__WHAT YOU HAVE TO DO__
Find the line containing "Type out the text in this image.". Quote it and every line after it, exactly, through the end; skip pictures.

════

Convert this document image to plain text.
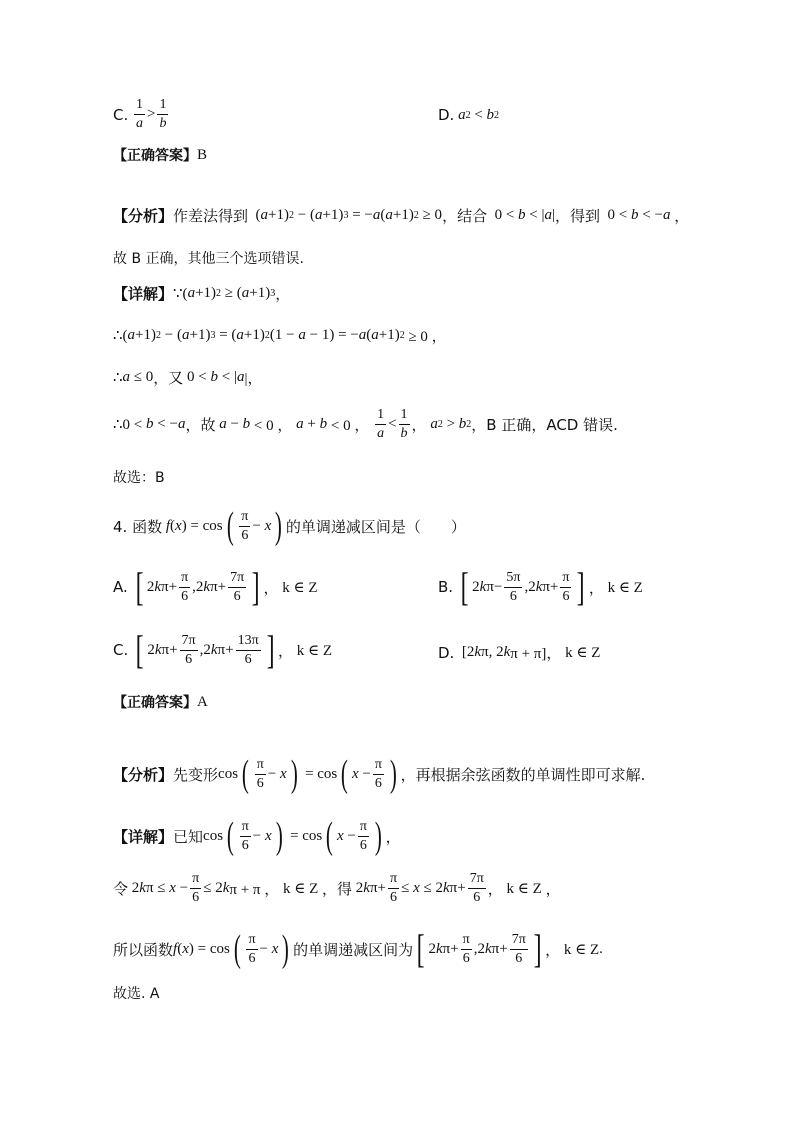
C.
$\frac{1}{a} > \frac{1}{b}$	D.
a 2 < b 2
【正确答案】 B
【分析】 作差法得到 ( a +1) 2 − ( a +1) 3 = − a ( a +1) 2 ≥ 0 ，结合 0 < b < | a | ，得到 0 < b < − a ，
故 B 正确，其他三个选项错误.
【详解】 ∵( a +1) 2 ≥ ( a +1) 3 ，
∴( a +1) 2 − ( a +1) 3 = ( a +1) 2 (1 − a − 1) = − a ( a +1) 2 ≥ 0 ，
∴ a ≤ 0 ，又 0 < b < | a |，
∴0 < b < − a ，故
a − b < 0 ， a + b < 0 ， $\frac{1}{a} < \frac{1}{b}$ ， a 2 > b 2 ，B 正确，ACD 错误.
故选：B
4. 函数
f ( x ) = cos ( $\frac{\pi}{6} - x$ ) 的单调递减区间是（　　）
A.
[ 2 k $\pi+ \frac{\pi}{6} ,2$ k $\pi+ \frac{7\pi}{6}$ ] ， k ∈ Z	B.
[ 2 k $\pi- \frac{5\pi}{6} ,2$ k $\pi+ \frac{\pi}{6}$ ] ， k ∈ Z
C.
[ 2 k $\pi+ \frac{7\pi}{6} ,2$ k $\pi+ \frac{13\pi}{6}$ ] ， k ∈ Z	D. [2 k π, 2 k π + π]， k ∈ Z
【正确答案】 A
【分析】 先变形 cos ( $\frac{\pi}{6} - x$ ) = cos ( $x - \frac{\pi}{6}$ ) ，再根据余弦函数的单调性即可求解.
【详解】 已知 cos ( $\frac{\pi}{6} - x$ ) = cos ( $x - \frac{\pi}{6}$ ) ，
令 2 k $\pi \le x - \frac{\pi}{6} \le 2$ k π + π ， k ∈ Z ， 得 2 k $\pi+ \frac{\pi}{6} \le x \le 2$ k $\pi+ \frac{7\pi}{6}$ ， k ∈ Z ，
所以函数 f ( x ) = cos ( $\frac{\pi}{6} - x$ ) 的单调递减区间为 [ 2 k $\pi+ \frac{\pi}{6} ,2$ k $\pi+ \frac{7\pi}{6}$ ] ， k ∈ Z .
故选. A
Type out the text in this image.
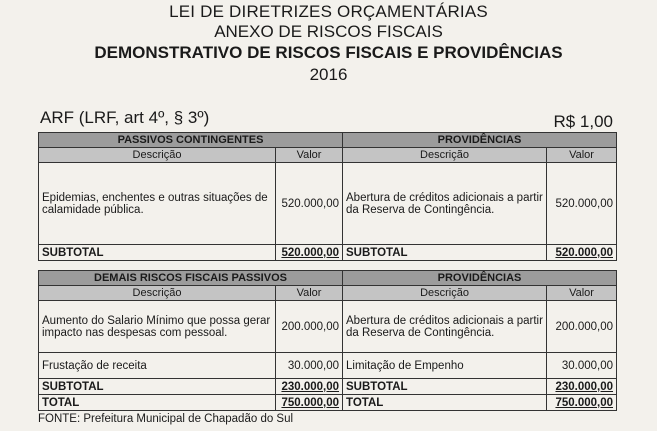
LEI DE DIRETRIZES ORÇAMENTÁRIAS
ANEXO DE RISCOS FISCAIS
DEMONSTRATIVO DE RISCOS FISCAIS E PROVIDÊNCIAS
2016
ARF (LRF, art 4º, § 3º)	R$ 1,00
PASSIVOS CONTINGENTES		PROVIDÊNCIAS	
Descrição	Valor	Descrição	Valor
Epidemias, enchentes e outras situações de calamidade pública.	520.000,00	Abertura de créditos adicionais a partir da Reserva de Contingência.	520.000,00
SUBTOTAL	520.000,00	SUBTOTAL	520.000,00
DEMAIS RISCOS FISCAIS PASSIVOS		PROVIDÊNCIAS	
Descrição	Valor	Descrição	Valor
Aumento do Salario Mínimo que possa gerar impacto nas despesas com pessoal.	200.000,00	Abertura de créditos adicionais a partir da Reserva de Contingência.	200.000,00
Frustação de receita	30.000,00	Limitação de Empenho	30.000,00
SUBTOTAL	230.000,00	SUBTOTAL	230.000,00
TOTAL	750.000,00	TOTAL	750.000,00
FONTE: Prefeitura Municipal de Chapadão do Sul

════

__EXERCISE OUTPUT__
Type out the text in this image.
LEI DE DIRETRIZES ORÇAMENTÁRIAS
ANEXO DE RISCOS FISCAIS
DEMONSTRATIVO DE RISCOS FISCAIS E PROVIDÊNCIAS
2016
ARF (LRF, art 4º, § 3º)	R$ 1,00
PASSIVOS CONTINGENTES		PROVIDÊNCIAS	
Descrição	Valor	Descrição	Valor
Epidemias, enchentes e outras situações de calamidade pública.	520.000,00	Abertura de créditos adicionais a partir da Reserva de Contingência.	520.000,00
SUBTOTAL	520.000,00	SUBTOTAL	520.000,00
DEMAIS RISCOS FISCAIS PASSIVOS		PROVIDÊNCIAS	
Descrição	Valor	Descrição	Valor
Aumento do Salario Mínimo que possa gerar impacto nas despesas com pessoal.	200.000,00	Abertura de créditos adicionais a partir da Reserva de Contingência.	200.000,00
Frustação de receita	30.000,00	Limitação de Empenho	30.000,00
SUBTOTAL	230.000,00	SUBTOTAL	230.000,00
TOTAL	750.000,00	TOTAL	750.000,00
FONTE: Prefeitura Municipal de Chapadão do Sul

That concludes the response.